**What the task asks**
Copy out every line of the listing below character for character, with nothing added, dropped or changed.

**Data for the task**
━━━━━━━━━━━━━━━━━━━━━━━━━━━━━━

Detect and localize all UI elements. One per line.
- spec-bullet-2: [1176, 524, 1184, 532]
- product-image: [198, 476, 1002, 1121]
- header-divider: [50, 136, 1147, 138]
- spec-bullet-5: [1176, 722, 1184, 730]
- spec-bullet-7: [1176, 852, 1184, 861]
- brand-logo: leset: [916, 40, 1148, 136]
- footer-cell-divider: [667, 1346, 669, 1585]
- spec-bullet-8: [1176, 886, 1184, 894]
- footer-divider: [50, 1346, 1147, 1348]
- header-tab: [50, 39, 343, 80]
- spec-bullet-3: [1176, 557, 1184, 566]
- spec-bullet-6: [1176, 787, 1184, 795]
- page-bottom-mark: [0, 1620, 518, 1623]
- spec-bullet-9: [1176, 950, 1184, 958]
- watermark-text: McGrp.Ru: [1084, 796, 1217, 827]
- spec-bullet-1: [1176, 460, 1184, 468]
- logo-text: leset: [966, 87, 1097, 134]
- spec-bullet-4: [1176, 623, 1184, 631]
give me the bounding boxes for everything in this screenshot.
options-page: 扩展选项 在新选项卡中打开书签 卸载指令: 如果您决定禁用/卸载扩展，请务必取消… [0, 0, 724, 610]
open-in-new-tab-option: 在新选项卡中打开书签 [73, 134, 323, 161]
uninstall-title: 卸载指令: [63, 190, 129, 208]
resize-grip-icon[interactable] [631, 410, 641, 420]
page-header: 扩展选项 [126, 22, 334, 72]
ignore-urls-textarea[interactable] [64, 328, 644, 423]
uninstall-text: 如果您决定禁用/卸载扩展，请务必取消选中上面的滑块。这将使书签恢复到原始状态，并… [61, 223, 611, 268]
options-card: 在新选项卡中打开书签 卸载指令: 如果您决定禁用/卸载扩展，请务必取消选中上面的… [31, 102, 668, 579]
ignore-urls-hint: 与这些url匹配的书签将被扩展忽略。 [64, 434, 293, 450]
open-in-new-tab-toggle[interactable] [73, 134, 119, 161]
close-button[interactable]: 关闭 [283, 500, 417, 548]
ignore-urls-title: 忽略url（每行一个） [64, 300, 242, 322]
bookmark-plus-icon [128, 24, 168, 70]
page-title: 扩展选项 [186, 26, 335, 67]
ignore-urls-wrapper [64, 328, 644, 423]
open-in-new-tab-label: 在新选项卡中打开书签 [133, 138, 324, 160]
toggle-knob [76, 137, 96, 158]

━━━━━━━━━━━━━━━━━━━━━━━━━━━━━━

**Task response**
Detect and localize all UI elements. One per line.
- spec-bullet-2: [1176, 524, 1184, 532]
- product-image: [198, 476, 1002, 1121]
- header-divider: [50, 136, 1147, 138]
- spec-bullet-5: [1176, 722, 1184, 730]
- spec-bullet-7: [1176, 852, 1184, 861]
- brand-logo: leset: [916, 40, 1148, 136]
- footer-cell-divider: [667, 1346, 669, 1585]
- spec-bullet-8: [1176, 886, 1184, 894]
- footer-divider: [50, 1346, 1147, 1348]
- header-tab: [50, 39, 343, 80]
- spec-bullet-3: [1176, 557, 1184, 566]
- spec-bullet-6: [1176, 787, 1184, 795]
- page-bottom-mark: [0, 1620, 518, 1623]
- spec-bullet-9: [1176, 950, 1184, 958]
- watermark-text: McGrp.Ru: [1084, 796, 1217, 827]
- spec-bullet-1: [1176, 460, 1184, 468]
- logo-text: leset: [966, 87, 1097, 134]
- spec-bullet-4: [1176, 623, 1184, 631]
give me the bounding boxes for everything in this screenshot.
options-page: 扩展选项 在新选项卡中打开书签 卸载指令: 如果您决定禁用/卸载扩展，请务必取消… [0, 0, 724, 610]
open-in-new-tab-option: 在新选项卡中打开书签 [73, 134, 323, 161]
uninstall-title: 卸载指令: [63, 190, 129, 208]
resize-grip-icon[interactable] [631, 410, 641, 420]
page-header: 扩展选项 [126, 22, 334, 72]
ignore-urls-textarea[interactable] [64, 328, 644, 423]
uninstall-text: 如果您决定禁用/卸载扩展，请务必取消选中上面的滑块。这将使书签恢复到原始状态，并… [61, 223, 611, 268]
options-card: 在新选项卡中打开书签 卸载指令: 如果您决定禁用/卸载扩展，请务必取消选中上面的… [31, 102, 668, 579]
ignore-urls-hint: 与这些url匹配的书签将被扩展忽略。 [64, 434, 293, 450]
open-in-new-tab-toggle[interactable] [73, 134, 119, 161]
close-button[interactable]: 关闭 [283, 500, 417, 548]
ignore-urls-title: 忽略url（每行一个） [64, 300, 242, 322]
bookmark-plus-icon [128, 24, 168, 70]
page-title: 扩展选项 [186, 26, 335, 67]
ignore-urls-wrapper [64, 328, 644, 423]
open-in-new-tab-label: 在新选项卡中打开书签 [133, 138, 324, 160]
toggle-knob [76, 137, 96, 158]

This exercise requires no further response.